■ Short problem ■
Write what comes next in the forum thread about losing a pet rat named Lucky, starting after the last reply it shows.

#### Document text

When I came back an hour later to check up on him he had passed in his sleep. At first I handled it really well. I found an old T shirt of mine, wrapped him up and dug a hole (which ended with me tearing something in my wrist when I hit a huge rock) and buried him. It didn't hit me until that night at dinner when I saved a little for him then realized there wasn't a rat to feed anymore..

I go out to his grave everyday to maintain the weeds and fix his grave marker when it starts to lean. Then I sit there and think about all the times we had, all the Thanksgivings and Christmas' and Easters and the last Halloween we spent together when I dressed him up as Princess Bubblegum's pet rat, Science (from the show Adventure Time) and all the meals and snacks we shared. 

Before I got Poppy and Pumpkin my mom had suggested I get another albino and honestly I don't think I could. I would feel like I was replacing Lucky, even though I would never do that. There is no replacing a loved one like that..ever. But it took a lot for me to think about getting a new baby, let alone two. But I'm glad I did. And I'm glad I had Lucky because without him I would have never known the pleasure of having a pet rat. 

Sorry I wrote a novel, when I get emotional and cry a little, I tend to do that.


----------



## SIN_sarah (Aug 25, 2012)

that is such a beautiful story, i had a tear in my eye reading it.I think the illness you mean is mycoplasma? I have had two albino rats now and i must say there is something extra special about them, he was super cute


----------



## jd882 (Sep 16, 2012)

That made my heart happy to know that a rat was loved and cared for and spoiled rotton just because of you!


----------



## koawren (Aug 8, 2012)

Very sorry for your loss. I share all my food with my girls too, and I definitely know the feeling of going to bring them treats then realizing nobody will be there to take them. It's brutal.l ]l'l''''''''.. my new baby albino felt the need to walk across the keyboard while I typed this. Deepest sympathy from me and my mischief!


----------



## Blaze (Jul 16, 2012)

Such a beautiful story for what sounds like a beautiful rat. Kudos to you for taking such good care of him.

########
#### Records provided

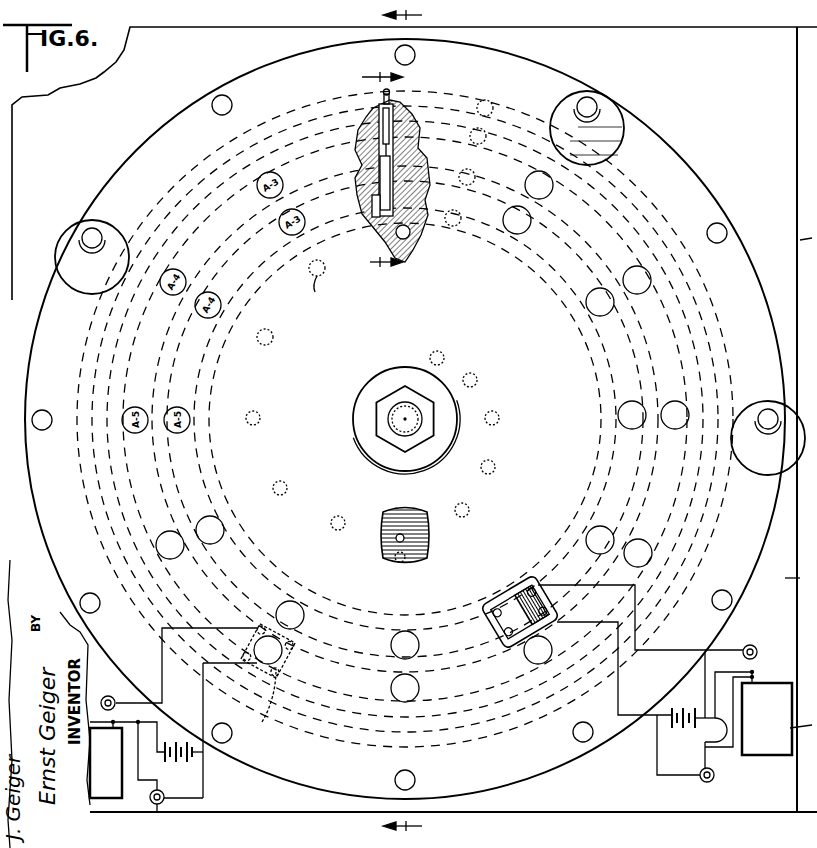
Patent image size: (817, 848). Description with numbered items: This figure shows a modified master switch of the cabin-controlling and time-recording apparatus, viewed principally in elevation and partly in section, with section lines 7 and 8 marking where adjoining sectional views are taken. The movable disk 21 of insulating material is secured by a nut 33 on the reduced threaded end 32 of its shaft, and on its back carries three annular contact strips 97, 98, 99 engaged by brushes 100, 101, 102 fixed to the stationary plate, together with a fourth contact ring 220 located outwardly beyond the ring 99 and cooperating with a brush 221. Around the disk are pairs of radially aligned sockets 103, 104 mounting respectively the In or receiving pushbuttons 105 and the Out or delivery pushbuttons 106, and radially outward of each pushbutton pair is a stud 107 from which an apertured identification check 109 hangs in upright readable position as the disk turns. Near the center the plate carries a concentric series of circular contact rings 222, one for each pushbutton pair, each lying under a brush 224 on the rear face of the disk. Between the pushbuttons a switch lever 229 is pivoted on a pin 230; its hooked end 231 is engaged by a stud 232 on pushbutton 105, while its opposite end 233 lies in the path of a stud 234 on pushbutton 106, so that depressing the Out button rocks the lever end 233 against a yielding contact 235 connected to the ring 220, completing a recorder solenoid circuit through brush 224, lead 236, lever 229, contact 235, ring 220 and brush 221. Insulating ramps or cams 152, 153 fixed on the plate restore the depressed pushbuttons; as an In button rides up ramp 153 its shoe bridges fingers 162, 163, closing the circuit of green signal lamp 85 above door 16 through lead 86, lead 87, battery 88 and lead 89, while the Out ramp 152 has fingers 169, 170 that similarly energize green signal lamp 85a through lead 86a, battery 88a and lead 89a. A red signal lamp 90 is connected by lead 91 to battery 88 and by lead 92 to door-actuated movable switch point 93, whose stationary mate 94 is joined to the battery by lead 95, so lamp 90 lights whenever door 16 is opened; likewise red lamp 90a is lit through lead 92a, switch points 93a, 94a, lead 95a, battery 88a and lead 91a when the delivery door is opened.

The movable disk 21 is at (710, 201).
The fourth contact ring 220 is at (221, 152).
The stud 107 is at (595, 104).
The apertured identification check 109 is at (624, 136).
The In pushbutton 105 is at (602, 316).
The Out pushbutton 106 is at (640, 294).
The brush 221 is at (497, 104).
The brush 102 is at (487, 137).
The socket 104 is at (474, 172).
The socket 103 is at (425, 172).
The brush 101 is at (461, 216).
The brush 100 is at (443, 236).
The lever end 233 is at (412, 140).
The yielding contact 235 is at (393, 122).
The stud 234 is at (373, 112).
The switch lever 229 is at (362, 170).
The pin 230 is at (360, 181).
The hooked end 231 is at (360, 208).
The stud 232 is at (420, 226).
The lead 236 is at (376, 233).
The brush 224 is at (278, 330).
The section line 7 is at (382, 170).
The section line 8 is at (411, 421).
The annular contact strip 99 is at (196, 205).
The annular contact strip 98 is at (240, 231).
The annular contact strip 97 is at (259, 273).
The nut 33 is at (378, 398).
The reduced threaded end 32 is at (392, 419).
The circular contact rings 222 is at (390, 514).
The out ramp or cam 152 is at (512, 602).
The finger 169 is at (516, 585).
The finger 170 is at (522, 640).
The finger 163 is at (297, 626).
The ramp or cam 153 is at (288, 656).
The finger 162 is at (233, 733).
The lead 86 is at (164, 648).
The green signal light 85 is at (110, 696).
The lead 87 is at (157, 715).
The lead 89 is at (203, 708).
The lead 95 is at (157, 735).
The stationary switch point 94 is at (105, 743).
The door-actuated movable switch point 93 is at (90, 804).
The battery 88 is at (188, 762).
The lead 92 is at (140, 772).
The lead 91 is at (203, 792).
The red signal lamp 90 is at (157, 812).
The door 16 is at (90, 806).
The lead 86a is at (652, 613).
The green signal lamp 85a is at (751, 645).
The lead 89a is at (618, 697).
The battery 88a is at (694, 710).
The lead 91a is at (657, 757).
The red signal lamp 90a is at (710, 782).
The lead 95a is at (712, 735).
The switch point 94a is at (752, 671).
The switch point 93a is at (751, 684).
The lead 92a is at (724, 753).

########
#### Records provided

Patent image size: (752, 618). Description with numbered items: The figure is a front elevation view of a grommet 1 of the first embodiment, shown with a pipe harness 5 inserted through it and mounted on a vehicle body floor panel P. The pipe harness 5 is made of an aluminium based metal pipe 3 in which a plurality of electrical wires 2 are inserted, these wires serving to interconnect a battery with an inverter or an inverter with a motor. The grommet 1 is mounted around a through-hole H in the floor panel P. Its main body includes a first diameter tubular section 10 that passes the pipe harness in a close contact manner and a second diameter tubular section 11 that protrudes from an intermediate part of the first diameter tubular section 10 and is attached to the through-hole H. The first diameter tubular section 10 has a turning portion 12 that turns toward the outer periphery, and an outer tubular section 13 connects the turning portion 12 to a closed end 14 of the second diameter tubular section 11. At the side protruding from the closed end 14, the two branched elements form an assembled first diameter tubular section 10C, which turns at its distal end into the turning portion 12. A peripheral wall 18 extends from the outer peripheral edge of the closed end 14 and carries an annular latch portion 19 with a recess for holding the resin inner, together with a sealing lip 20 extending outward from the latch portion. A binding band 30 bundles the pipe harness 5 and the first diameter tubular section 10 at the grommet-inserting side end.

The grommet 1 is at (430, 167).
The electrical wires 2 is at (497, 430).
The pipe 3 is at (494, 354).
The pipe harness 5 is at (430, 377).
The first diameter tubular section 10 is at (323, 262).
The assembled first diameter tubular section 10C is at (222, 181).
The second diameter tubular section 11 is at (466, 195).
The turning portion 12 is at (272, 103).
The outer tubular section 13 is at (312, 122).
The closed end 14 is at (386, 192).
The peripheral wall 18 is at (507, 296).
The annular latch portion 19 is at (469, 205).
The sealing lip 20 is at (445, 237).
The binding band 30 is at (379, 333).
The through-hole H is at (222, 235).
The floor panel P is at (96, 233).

########

■ Response for this exercise ■
----------



## CapnKennedy (Sep 30, 2012)

Thanks, today's a pretty hard day since it would have been his third birthday, but you know. 
Yes, mycoplasma. Its tough on them for sure. :/ And there really is something special about little albinos


----------



## little_paws (Oct 4, 2012)

so similar to my story, I feel for you *hugs*


----------



## skottiesgerl (Oct 3, 2012)

I am sorry to hear about your loss... I had a white one in high school and he was a joy... I named him willard after the movie..... I never forgot him and went through a similar time where I could not replace him because I felt that was exactly what I was doing and you can't replace them because they all have different personalities.... I am 38!!! and my daughter just convinced me last week to get another one..... not one but 2..... So I understand your hesitation but now that we have the two... I keep thinking what in the world took me 21 years to get another one.... they are great pets... Hope you heal and can enjoy the ones you have....


RIP


----------



## CapnKennedy (Sep 30, 2012)

One of the names I was thinking about for him was Willard! I don't think I could go 21 years without one though, after seeing my friend Kayla with her hamsters and seeing pictures on Tumblr of all these rats and stuff, I just couldn't. I'm actually really surprised at how well I handled the humane society when I went in there.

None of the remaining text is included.